--- start TASK MATERIAL ---

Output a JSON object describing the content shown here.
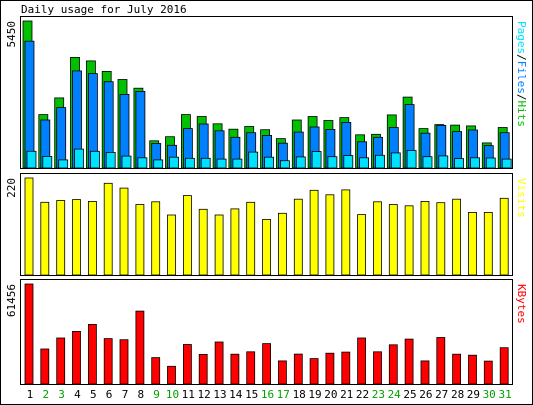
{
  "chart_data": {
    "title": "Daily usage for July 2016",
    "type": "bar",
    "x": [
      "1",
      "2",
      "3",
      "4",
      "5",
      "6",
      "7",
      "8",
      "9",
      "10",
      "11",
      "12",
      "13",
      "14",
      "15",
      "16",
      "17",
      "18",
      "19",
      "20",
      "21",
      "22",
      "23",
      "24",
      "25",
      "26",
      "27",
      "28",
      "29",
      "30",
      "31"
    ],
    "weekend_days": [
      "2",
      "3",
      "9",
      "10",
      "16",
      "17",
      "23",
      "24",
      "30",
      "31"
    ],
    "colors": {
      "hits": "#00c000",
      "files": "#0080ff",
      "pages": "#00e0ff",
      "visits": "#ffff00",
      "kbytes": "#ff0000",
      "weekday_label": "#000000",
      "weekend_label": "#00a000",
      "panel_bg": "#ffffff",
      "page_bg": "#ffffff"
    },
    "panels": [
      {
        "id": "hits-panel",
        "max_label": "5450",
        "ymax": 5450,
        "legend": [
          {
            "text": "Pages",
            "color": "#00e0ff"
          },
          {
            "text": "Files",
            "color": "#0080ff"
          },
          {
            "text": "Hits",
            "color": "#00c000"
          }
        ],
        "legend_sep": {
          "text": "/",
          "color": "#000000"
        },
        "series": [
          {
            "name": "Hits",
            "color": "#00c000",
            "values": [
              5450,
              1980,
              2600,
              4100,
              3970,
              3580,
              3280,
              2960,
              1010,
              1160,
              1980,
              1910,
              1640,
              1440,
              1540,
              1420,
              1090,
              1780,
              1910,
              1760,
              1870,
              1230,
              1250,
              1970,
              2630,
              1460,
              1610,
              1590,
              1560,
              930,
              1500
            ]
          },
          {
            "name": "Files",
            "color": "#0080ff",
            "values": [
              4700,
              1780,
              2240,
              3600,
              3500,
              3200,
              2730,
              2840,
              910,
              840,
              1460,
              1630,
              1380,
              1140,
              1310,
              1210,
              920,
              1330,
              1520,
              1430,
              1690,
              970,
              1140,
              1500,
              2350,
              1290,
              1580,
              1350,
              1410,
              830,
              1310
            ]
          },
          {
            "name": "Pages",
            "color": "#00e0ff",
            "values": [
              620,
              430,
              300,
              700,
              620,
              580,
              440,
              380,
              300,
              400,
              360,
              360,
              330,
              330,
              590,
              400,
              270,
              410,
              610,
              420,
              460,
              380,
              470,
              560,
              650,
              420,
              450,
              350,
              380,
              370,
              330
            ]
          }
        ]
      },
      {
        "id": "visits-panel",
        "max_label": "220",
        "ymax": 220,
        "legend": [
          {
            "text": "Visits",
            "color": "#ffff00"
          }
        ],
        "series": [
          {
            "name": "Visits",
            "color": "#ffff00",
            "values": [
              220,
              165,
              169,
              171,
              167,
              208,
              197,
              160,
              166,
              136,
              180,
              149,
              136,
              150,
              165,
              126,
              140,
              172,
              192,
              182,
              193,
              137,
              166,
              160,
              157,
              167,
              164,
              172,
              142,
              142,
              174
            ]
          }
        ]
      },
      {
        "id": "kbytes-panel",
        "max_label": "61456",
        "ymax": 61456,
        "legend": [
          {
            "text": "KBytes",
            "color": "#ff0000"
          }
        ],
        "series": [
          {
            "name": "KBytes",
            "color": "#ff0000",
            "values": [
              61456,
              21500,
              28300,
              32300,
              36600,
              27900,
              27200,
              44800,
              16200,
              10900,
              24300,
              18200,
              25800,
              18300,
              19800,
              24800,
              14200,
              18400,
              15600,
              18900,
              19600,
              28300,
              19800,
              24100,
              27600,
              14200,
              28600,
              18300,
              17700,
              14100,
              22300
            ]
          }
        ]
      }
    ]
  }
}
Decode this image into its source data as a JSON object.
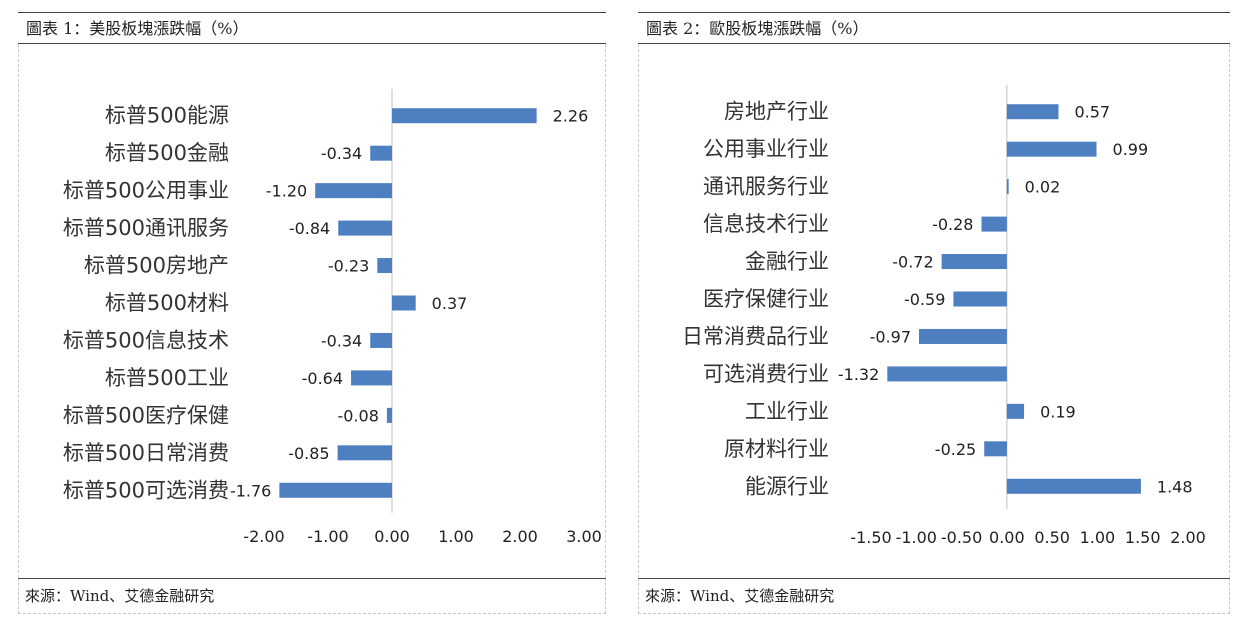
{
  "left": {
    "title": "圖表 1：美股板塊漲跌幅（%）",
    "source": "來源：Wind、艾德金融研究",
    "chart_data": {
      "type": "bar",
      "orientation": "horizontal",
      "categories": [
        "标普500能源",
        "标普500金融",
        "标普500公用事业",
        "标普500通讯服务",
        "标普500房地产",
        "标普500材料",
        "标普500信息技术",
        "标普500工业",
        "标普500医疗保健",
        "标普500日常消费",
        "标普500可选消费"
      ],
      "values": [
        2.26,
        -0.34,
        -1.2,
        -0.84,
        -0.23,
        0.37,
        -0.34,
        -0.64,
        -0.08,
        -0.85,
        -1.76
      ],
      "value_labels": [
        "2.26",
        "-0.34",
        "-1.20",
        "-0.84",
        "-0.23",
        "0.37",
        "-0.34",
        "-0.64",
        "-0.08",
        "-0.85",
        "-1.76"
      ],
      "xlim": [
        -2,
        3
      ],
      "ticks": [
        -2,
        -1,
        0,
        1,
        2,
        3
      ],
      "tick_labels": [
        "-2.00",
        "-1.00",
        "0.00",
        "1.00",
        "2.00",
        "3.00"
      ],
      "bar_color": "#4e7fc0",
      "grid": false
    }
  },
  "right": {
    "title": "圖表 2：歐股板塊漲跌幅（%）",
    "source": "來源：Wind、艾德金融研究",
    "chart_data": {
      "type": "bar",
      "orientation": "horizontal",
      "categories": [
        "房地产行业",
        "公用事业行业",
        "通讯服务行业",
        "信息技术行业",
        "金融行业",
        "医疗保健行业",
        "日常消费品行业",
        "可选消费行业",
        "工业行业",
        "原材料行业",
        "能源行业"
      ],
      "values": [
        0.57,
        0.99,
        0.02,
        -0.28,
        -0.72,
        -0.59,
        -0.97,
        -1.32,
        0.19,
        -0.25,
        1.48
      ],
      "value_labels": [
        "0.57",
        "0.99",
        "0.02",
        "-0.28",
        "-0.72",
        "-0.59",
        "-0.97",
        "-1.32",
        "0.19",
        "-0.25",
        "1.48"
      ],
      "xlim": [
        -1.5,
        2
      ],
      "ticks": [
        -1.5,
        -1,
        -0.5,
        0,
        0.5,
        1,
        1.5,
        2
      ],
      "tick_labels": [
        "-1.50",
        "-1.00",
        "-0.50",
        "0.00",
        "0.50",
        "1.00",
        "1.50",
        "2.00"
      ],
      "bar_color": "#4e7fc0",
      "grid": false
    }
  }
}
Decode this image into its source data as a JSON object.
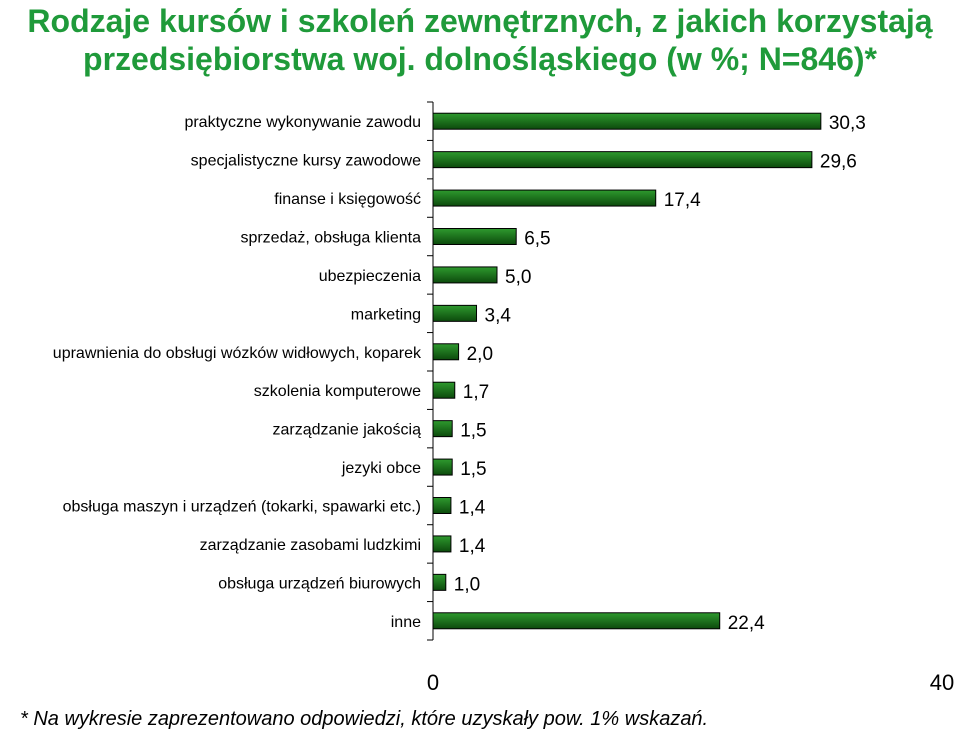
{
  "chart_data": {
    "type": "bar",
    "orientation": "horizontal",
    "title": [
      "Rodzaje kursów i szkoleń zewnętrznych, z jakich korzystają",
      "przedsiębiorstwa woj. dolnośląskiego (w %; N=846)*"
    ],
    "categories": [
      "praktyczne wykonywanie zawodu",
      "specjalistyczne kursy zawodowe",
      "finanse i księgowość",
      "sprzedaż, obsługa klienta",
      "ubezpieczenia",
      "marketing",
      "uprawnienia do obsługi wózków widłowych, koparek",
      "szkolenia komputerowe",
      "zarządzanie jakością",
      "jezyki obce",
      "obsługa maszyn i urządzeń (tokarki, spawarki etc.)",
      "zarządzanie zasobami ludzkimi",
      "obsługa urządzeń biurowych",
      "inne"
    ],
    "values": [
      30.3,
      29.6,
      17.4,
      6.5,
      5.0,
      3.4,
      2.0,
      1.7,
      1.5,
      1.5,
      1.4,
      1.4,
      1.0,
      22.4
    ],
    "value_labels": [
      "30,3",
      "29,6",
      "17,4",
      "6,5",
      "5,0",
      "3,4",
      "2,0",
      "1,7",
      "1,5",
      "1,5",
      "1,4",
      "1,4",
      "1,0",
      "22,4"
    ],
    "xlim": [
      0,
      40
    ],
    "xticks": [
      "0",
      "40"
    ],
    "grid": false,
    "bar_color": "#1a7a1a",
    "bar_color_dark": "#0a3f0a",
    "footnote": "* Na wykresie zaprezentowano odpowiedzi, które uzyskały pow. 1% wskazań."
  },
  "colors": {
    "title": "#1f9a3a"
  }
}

--- end TASK MATERIAL ---

STATED GOAL » Make a tally of the lines in this data that include the string "zarządzanie", and answer with that tally alone.

REPLY TO THE EXERCISE » 2